■ GIVEN REQUEST ■
Quote all of the data below exactly, please.

■ ITEMS ■
***

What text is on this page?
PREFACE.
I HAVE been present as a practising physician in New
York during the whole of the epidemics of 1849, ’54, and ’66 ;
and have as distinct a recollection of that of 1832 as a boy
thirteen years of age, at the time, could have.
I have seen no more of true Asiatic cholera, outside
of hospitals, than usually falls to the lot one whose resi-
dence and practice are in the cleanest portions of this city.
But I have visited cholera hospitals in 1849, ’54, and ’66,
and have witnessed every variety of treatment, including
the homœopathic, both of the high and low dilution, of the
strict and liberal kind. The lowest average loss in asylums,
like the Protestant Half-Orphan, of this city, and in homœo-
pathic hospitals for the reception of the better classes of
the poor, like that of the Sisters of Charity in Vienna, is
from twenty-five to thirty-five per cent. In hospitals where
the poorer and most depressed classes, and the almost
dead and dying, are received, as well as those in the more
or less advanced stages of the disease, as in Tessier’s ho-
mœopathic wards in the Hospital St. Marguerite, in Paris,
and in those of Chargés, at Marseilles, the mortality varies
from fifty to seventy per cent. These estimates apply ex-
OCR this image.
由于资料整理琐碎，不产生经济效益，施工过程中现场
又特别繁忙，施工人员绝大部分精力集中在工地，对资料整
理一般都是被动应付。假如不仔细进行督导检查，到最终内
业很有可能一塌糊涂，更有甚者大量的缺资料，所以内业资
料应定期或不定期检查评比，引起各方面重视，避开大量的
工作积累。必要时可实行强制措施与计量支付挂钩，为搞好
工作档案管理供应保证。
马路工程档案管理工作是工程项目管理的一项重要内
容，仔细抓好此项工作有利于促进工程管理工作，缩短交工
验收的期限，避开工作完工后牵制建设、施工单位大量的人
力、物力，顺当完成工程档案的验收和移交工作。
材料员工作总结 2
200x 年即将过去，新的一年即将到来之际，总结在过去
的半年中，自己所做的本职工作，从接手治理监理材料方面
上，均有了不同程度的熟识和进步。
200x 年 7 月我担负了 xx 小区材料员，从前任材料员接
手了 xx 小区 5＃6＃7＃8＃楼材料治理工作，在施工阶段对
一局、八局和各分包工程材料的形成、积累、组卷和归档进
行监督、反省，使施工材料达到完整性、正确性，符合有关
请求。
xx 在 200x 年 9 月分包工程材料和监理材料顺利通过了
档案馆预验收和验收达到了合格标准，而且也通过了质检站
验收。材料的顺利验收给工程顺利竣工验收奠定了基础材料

***

■ FINAL RESULT ■
What text is on this page?
PREFACE.
I HAVE been present as a practising physician in New
York during the whole of the epidemics of 1849, ’54, and ’66 ;
and have as distinct a recollection of that of 1832 as a boy
thirteen years of age, at the time, could have.
I have seen no more of true Asiatic cholera, outside
of hospitals, than usually falls to the lot one whose resi-
dence and practice are in the cleanest portions of this city.
But I have visited cholera hospitals in 1849, ’54, and ’66,
and have witnessed every variety of treatment, including
the homœopathic, both of the high and low dilution, of the
strict and liberal kind. The lowest average loss in asylums,
like the Protestant Half-Orphan, of this city, and in homœo-
pathic hospitals for the reception of the better classes of
the poor, like that of the Sisters of Charity in Vienna, is
from twenty-five to thirty-five per cent. In hospitals where
the poorer and most depressed classes, and the almost
dead and dying, are received, as well as those in the more
or less advanced stages of the disease, as in Tessier’s ho-
mœopathic wards in the Hospital St. Marguerite, in Paris,
and in those of Chargés, at Marseilles, the mortality varies
from fifty to seventy per cent. These estimates apply ex-
OCR this image.
由于资料整理琐碎，不产生经济效益，施工过程中现场
又特别繁忙，施工人员绝大部分精力集中在工地，对资料整
理一般都是被动应付。假如不仔细进行督导检查，到最终内
业很有可能一塌糊涂，更有甚者大量的缺资料，所以内业资
料应定期或不定期检查评比，引起各方面重视，避开大量的
工作积累。必要时可实行强制措施与计量支付挂钩，为搞好
工作档案管理供应保证。
马路工程档案管理工作是工程项目管理的一项重要内
容，仔细抓好此项工作有利于促进工程管理工作，缩短交工
验收的期限，避开工作完工后牵制建设、施工单位大量的人
力、物力，顺当完成工程档案的验收和移交工作。
材料员工作总结 2
200x 年即将过去，新的一年即将到来之际，总结在过去
的半年中，自己所做的本职工作，从接手治理监理材料方面
上，均有了不同程度的熟识和进步。
200x 年 7 月我担负了 xx 小区材料员，从前任材料员接
手了 xx 小区 5＃6＃7＃8＃楼材料治理工作，在施工阶段对
一局、八局和各分包工程材料的形成、积累、组卷和归档进
行监督、反省，使施工材料达到完整性、正确性，符合有关
请求。
xx 在 200x 年 9 月分包工程材料和监理材料顺利通过了
档案馆预验收和验收达到了合格标准，而且也通过了质检站
验收。材料的顺利验收给工程顺利竣工验收奠定了基础材料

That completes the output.